Task prompt
Take the material and output all of it exactly.

⁂

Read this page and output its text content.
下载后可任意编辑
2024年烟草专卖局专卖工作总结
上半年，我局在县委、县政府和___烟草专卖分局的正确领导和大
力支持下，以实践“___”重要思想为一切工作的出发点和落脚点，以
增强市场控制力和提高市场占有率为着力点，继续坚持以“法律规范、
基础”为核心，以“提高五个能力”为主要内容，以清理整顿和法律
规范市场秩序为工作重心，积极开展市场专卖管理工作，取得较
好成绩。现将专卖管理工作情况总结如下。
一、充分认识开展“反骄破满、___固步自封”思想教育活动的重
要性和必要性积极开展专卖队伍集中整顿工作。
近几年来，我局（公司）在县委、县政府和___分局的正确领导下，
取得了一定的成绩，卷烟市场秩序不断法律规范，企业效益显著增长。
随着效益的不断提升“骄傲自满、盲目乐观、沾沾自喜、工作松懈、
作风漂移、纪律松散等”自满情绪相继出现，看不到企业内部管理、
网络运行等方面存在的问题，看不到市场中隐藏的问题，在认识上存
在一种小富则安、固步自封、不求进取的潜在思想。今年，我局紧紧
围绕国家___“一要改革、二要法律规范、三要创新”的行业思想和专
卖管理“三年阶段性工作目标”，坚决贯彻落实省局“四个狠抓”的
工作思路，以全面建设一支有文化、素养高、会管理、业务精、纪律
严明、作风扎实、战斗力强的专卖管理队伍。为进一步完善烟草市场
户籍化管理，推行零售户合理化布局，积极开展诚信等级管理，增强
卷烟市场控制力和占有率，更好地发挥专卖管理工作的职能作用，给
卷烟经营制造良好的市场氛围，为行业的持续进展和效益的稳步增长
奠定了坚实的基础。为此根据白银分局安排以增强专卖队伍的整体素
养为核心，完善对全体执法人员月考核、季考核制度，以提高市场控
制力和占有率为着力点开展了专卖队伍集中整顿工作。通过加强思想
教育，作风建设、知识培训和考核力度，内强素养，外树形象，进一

⁂

Exercise answer
Read this page and output its text content.
下载后可任意编辑
2024年烟草专卖局专卖工作总结
上半年，我局在县委、县政府和___烟草专卖分局的正确领导和大
力支持下，以实践“___”重要思想为一切工作的出发点和落脚点，以
增强市场控制力和提高市场占有率为着力点，继续坚持以“法律规范、
基础”为核心，以“提高五个能力”为主要内容，以清理整顿和法律
规范市场秩序为工作重心，积极开展市场专卖管理工作，取得较
好成绩。现将专卖管理工作情况总结如下。
一、充分认识开展“反骄破满、___固步自封”思想教育活动的重
要性和必要性积极开展专卖队伍集中整顿工作。
近几年来，我局（公司）在县委、县政府和___分局的正确领导下，
取得了一定的成绩，卷烟市场秩序不断法律规范，企业效益显著增长。
随着效益的不断提升“骄傲自满、盲目乐观、沾沾自喜、工作松懈、
作风漂移、纪律松散等”自满情绪相继出现，看不到企业内部管理、
网络运行等方面存在的问题，看不到市场中隐藏的问题，在认识上存
在一种小富则安、固步自封、不求进取的潜在思想。今年，我局紧紧
围绕国家___“一要改革、二要法律规范、三要创新”的行业思想和专
卖管理“三年阶段性工作目标”，坚决贯彻落实省局“四个狠抓”的
工作思路，以全面建设一支有文化、素养高、会管理、业务精、纪律
严明、作风扎实、战斗力强的专卖管理队伍。为进一步完善烟草市场
户籍化管理，推行零售户合理化布局，积极开展诚信等级管理，增强
卷烟市场控制力和占有率，更好地发挥专卖管理工作的职能作用，给
卷烟经营制造良好的市场氛围，为行业的持续进展和效益的稳步增长
奠定了坚实的基础。为此根据白银分局安排以增强专卖队伍的整体素
养为核心，完善对全体执法人员月考核、季考核制度，以提高市场控
制力和占有率为着力点开展了专卖队伍集中整顿工作。通过加强思想
教育，作风建设、知识培训和考核力度，内强素养，外树形象，进一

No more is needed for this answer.